------ Recorded data ------
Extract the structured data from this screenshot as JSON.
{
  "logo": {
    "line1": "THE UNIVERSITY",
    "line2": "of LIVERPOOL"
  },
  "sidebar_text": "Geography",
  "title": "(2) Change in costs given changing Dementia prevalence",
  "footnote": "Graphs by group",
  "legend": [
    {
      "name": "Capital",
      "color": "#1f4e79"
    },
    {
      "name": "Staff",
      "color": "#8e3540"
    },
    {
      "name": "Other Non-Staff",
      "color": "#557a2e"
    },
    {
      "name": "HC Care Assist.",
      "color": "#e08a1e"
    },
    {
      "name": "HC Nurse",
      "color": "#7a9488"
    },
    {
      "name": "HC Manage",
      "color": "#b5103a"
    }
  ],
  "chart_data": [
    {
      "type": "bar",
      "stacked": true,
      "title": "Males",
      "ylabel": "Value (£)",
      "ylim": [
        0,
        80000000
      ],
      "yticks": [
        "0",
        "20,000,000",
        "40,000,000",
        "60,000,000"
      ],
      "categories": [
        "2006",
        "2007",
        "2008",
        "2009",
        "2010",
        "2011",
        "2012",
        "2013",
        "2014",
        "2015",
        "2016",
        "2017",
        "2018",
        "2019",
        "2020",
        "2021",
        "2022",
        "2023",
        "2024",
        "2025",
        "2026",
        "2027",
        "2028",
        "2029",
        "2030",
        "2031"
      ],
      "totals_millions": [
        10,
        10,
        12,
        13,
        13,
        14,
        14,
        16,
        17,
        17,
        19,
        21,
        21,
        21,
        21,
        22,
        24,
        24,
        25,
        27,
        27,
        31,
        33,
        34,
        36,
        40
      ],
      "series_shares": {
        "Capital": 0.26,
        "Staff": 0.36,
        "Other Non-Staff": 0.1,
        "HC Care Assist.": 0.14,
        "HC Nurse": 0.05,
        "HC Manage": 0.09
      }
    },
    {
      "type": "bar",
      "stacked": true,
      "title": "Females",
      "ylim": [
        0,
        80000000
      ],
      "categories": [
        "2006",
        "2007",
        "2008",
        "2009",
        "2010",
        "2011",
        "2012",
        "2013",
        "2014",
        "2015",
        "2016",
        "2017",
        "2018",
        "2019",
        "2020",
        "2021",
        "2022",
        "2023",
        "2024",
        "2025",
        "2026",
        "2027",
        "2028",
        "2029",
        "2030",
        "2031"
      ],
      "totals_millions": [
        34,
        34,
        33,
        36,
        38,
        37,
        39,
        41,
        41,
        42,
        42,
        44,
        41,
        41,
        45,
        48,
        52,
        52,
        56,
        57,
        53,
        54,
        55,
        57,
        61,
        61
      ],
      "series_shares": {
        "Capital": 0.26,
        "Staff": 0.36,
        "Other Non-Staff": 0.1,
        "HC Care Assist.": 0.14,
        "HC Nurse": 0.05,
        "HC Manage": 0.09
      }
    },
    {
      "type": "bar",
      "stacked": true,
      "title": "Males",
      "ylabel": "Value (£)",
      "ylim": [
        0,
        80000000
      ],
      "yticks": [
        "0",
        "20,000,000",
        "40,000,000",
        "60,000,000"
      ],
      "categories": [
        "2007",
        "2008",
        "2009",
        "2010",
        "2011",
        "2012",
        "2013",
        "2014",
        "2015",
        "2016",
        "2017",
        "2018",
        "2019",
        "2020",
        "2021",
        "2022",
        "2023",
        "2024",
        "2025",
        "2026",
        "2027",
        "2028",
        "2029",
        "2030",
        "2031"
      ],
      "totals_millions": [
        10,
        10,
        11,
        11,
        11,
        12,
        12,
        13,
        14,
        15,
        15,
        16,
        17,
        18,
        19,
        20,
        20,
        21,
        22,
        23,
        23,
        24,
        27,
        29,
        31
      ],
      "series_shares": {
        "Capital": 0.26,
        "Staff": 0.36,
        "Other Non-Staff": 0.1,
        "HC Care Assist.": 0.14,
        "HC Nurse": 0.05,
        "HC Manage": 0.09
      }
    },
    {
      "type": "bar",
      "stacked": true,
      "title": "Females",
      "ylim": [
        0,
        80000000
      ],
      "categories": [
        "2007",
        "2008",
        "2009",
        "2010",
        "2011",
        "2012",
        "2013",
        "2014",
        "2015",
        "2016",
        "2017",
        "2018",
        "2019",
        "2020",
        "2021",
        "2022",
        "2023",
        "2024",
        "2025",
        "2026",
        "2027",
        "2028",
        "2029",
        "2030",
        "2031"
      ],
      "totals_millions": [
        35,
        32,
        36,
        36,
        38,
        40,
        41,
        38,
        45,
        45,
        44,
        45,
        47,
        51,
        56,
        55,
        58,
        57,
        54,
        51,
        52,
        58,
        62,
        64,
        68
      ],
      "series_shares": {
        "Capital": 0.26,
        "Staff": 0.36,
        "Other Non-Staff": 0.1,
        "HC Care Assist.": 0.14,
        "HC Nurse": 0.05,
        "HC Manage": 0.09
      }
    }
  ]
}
------
| Requirements |
All of the lines above need to be given again exactly.

| Exercise solution |
Extract the structured data from this screenshot as JSON.
{
  "logo": {
    "line1": "THE UNIVERSITY",
    "line2": "of LIVERPOOL"
  },
  "sidebar_text": "Geography",
  "title": "(2) Change in costs given changing Dementia prevalence",
  "footnote": "Graphs by group",
  "legend": [
    {
      "name": "Capital",
      "color": "#1f4e79"
    },
    {
      "name": "Staff",
      "color": "#8e3540"
    },
    {
      "name": "Other Non-Staff",
      "color": "#557a2e"
    },
    {
      "name": "HC Care Assist.",
      "color": "#e08a1e"
    },
    {
      "name": "HC Nurse",
      "color": "#7a9488"
    },
    {
      "name": "HC Manage",
      "color": "#b5103a"
    }
  ],
  "chart_data": [
    {
      "type": "bar",
      "stacked": true,
      "title": "Males",
      "ylabel": "Value (£)",
      "ylim": [
        0,
        80000000
      ],
      "yticks": [
        "0",
        "20,000,000",
        "40,000,000",
        "60,000,000"
      ],
      "categories": [
        "2006",
        "2007",
        "2008",
        "2009",
        "2010",
        "2011",
        "2012",
        "2013",
        "2014",
        "2015",
        "2016",
        "2017",
        "2018",
        "2019",
        "2020",
        "2021",
        "2022",
        "2023",
        "2024",
        "2025",
        "2026",
        "2027",
        "2028",
        "2029",
        "2030",
        "2031"
      ],
      "totals_millions": [
        10,
        10,
        12,
        13,
        13,
        14,
        14,
        16,
        17,
        17,
        19,
        21,
        21,
        21,
        21,
        22,
        24,
        24,
        25,
        27,
        27,
        31,
        33,
        34,
        36,
        40
      ],
      "series_shares": {
        "Capital": 0.26,
        "Staff": 0.36,
        "Other Non-Staff": 0.1,
        "HC Care Assist.": 0.14,
        "HC Nurse": 0.05,
        "HC Manage": 0.09
      }
    },
    {
      "type": "bar",
      "stacked": true,
      "title": "Females",
      "ylim": [
        0,
        80000000
      ],
      "categories": [
        "2006",
        "2007",
        "2008",
        "2009",
        "2010",
        "2011",
        "2012",
        "2013",
        "2014",
        "2015",
        "2016",
        "2017",
        "2018",
        "2019",
        "2020",
        "2021",
        "2022",
        "2023",
        "2024",
        "2025",
        "2026",
        "2027",
        "2028",
        "2029",
        "2030",
        "2031"
      ],
      "totals_millions": [
        34,
        34,
        33,
        36,
        38,
        37,
        39,
        41,
        41,
        42,
        42,
        44,
        41,
        41,
        45,
        48,
        52,
        52,
        56,
        57,
        53,
        54,
        55,
        57,
        61,
        61
      ],
      "series_shares": {
        "Capital": 0.26,
        "Staff": 0.36,
        "Other Non-Staff": 0.1,
        "HC Care Assist.": 0.14,
        "HC Nurse": 0.05,
        "HC Manage": 0.09
      }
    },
    {
      "type": "bar",
      "stacked": true,
      "title": "Males",
      "ylabel": "Value (£)",
      "ylim": [
        0,
        80000000
      ],
      "yticks": [
        "0",
        "20,000,000",
        "40,000,000",
        "60,000,000"
      ],
      "categories": [
        "2007",
        "2008",
        "2009",
        "2010",
        "2011",
        "2012",
        "2013",
        "2014",
        "2015",
        "2016",
        "2017",
        "2018",
        "2019",
        "2020",
        "2021",
        "2022",
        "2023",
        "2024",
        "2025",
        "2026",
        "2027",
        "2028",
        "2029",
        "2030",
        "2031"
      ],
      "totals_millions": [
        10,
        10,
        11,
        11,
        11,
        12,
        12,
        13,
        14,
        15,
        15,
        16,
        17,
        18,
        19,
        20,
        20,
        21,
        22,
        23,
        23,
        24,
        27,
        29,
        31
      ],
      "series_shares": {
        "Capital": 0.26,
        "Staff": 0.36,
        "Other Non-Staff": 0.1,
        "HC Care Assist.": 0.14,
        "HC Nurse": 0.05,
        "HC Manage": 0.09
      }
    },
    {
      "type": "bar",
      "stacked": true,
      "title": "Females",
      "ylim": [
        0,
        80000000
      ],
      "categories": [
        "2007",
        "2008",
        "2009",
        "2010",
        "2011",
        "2012",
        "2013",
        "2014",
        "2015",
        "2016",
        "2017",
        "2018",
        "2019",
        "2020",
        "2021",
        "2022",
        "2023",
        "2024",
        "2025",
        "2026",
        "2027",
        "2028",
        "2029",
        "2030",
        "2031"
      ],
      "totals_millions": [
        35,
        32,
        36,
        36,
        38,
        40,
        41,
        38,
        45,
        45,
        44,
        45,
        47,
        51,
        56,
        55,
        58,
        57,
        54,
        51,
        52,
        58,
        62,
        64,
        68
      ],
      "series_shares": {
        "Capital": 0.26,
        "Staff": 0.36,
        "Other Non-Staff": 0.1,
        "HC Care Assist.": 0.14,
        "HC Nurse": 0.05,
        "HC Manage": 0.09
      }
    }
  ]
}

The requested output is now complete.